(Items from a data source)
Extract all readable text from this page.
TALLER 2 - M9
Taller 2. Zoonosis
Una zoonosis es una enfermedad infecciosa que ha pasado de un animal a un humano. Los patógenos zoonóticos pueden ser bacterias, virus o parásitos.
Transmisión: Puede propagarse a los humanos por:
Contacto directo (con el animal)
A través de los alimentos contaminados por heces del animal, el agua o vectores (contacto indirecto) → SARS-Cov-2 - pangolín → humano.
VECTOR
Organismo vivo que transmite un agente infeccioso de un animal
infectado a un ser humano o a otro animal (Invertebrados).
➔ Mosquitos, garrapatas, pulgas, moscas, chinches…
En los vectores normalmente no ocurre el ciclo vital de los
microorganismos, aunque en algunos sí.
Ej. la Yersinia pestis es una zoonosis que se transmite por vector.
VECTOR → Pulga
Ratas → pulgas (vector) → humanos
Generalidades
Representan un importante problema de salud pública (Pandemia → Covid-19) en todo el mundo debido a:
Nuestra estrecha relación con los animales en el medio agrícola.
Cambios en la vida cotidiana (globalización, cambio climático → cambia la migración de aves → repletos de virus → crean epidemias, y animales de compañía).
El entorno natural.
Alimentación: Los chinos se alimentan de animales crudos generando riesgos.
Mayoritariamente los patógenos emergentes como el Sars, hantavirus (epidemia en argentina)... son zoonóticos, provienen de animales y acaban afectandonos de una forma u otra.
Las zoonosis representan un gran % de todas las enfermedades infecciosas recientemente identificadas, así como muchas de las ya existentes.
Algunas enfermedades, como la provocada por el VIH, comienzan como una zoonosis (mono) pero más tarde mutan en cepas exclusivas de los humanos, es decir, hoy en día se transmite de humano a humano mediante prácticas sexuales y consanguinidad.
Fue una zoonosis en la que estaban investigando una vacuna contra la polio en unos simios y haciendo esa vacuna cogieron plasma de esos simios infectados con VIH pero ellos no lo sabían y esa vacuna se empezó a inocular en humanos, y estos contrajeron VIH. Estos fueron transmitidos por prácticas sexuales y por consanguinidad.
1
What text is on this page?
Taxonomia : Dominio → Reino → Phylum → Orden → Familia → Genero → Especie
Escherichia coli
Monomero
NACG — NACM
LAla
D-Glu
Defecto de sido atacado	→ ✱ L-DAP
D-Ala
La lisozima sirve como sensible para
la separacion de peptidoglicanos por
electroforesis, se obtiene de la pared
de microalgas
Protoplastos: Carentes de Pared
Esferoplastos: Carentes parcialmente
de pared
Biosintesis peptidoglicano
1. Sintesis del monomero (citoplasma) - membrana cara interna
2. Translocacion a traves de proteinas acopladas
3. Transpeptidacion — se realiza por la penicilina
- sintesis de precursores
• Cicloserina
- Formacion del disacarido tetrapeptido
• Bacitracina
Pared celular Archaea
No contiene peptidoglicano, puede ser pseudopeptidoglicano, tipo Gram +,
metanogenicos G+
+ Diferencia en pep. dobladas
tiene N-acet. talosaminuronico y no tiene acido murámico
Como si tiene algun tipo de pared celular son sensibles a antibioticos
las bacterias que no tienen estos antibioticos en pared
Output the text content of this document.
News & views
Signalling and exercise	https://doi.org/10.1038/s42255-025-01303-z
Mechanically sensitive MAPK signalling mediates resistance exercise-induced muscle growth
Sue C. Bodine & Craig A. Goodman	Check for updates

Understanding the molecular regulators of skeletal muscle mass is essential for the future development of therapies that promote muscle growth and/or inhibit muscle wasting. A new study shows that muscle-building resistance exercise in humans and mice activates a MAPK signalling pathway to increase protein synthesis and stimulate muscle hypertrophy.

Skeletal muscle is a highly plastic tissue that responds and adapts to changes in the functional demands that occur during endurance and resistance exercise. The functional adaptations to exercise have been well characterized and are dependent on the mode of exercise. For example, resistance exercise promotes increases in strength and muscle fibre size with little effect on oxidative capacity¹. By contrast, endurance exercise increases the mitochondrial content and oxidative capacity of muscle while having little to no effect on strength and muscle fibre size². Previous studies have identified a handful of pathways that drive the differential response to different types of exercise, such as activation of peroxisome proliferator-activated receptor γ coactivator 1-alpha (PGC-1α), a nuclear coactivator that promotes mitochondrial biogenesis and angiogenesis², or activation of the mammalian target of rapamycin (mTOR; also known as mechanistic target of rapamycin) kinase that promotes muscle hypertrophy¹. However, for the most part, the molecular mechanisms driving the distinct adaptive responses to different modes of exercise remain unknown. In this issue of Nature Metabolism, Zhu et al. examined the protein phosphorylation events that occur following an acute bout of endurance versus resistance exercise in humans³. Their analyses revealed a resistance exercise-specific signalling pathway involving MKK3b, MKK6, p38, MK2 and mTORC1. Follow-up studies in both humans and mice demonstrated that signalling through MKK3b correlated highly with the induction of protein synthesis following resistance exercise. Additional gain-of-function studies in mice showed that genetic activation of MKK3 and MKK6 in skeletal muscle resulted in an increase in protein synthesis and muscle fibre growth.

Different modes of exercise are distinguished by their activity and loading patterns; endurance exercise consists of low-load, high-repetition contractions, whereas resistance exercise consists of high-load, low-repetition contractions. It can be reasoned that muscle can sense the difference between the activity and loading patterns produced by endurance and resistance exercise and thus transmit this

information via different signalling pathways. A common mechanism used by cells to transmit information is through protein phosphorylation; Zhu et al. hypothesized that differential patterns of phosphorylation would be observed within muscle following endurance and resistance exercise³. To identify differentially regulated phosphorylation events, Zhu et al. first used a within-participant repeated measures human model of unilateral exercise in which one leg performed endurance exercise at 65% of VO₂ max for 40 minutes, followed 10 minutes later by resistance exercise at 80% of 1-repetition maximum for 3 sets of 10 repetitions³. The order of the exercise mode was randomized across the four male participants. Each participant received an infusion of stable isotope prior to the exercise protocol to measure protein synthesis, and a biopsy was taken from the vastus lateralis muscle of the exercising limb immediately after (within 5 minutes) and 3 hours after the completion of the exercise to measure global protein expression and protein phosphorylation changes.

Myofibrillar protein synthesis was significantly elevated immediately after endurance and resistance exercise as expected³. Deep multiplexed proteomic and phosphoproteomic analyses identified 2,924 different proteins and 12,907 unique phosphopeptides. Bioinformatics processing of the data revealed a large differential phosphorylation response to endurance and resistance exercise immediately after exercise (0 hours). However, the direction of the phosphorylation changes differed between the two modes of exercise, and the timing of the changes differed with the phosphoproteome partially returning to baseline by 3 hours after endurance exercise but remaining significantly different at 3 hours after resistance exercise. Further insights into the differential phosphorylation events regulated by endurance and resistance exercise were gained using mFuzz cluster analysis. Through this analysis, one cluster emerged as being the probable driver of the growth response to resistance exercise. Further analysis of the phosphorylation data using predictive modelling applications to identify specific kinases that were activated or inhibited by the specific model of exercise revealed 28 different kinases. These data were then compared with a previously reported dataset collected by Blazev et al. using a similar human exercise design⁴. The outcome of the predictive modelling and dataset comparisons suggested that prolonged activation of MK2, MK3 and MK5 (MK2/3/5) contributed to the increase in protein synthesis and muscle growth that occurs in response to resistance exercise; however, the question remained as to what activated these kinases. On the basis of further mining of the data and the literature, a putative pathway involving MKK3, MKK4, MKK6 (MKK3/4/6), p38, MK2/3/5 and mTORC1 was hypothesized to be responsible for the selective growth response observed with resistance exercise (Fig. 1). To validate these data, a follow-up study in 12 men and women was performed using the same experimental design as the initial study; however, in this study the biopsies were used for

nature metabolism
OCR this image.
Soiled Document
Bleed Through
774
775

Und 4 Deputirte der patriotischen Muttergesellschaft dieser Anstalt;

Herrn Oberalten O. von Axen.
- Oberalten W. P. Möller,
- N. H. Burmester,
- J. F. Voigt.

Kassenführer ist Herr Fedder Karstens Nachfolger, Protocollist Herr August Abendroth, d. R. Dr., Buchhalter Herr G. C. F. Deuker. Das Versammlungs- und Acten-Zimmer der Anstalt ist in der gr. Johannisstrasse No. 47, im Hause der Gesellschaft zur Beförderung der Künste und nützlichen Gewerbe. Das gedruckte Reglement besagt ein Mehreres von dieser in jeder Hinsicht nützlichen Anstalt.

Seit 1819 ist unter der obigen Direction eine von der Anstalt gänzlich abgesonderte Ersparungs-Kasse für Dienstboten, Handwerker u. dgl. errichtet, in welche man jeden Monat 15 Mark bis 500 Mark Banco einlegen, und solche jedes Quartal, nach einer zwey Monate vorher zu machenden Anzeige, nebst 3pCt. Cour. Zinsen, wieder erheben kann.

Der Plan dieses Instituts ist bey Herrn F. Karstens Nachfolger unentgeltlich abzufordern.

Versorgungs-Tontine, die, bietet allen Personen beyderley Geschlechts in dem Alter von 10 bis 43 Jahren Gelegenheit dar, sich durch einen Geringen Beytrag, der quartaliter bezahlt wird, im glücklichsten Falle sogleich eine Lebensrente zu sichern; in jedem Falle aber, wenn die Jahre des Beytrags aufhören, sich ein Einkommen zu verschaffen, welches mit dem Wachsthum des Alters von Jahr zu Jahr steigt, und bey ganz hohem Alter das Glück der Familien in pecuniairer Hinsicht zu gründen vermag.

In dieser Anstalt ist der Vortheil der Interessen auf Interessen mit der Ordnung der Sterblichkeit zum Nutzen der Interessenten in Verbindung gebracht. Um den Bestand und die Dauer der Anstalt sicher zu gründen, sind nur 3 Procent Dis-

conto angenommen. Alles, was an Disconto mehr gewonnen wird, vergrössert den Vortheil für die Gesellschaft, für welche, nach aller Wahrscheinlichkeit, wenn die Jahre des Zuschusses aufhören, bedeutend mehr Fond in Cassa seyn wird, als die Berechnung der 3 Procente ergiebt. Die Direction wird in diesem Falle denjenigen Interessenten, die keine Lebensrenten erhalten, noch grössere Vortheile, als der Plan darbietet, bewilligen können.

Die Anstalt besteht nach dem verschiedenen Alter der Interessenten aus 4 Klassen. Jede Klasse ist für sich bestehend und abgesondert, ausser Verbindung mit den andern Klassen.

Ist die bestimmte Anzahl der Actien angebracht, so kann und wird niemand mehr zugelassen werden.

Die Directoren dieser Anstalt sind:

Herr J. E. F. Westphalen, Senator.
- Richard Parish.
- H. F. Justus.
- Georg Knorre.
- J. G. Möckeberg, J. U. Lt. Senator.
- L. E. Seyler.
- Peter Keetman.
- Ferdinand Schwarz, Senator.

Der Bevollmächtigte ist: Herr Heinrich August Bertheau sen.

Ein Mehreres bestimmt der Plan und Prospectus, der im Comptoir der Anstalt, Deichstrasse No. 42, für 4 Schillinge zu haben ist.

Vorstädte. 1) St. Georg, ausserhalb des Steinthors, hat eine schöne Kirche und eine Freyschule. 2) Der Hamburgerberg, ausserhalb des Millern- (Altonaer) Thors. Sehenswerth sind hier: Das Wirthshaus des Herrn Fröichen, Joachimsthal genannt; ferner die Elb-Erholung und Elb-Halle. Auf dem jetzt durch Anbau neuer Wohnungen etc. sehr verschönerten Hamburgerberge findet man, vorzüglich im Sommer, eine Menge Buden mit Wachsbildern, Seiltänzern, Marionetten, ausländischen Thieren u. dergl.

* [Exercise instructions]: Scan the data above for the word "pulgas" and report every line where it is found.

* [Exercise answer]:
➔ Mosquitos, garrapatas, pulgas, moscas, chinches…
Ratas → pulgas (vector) → humanos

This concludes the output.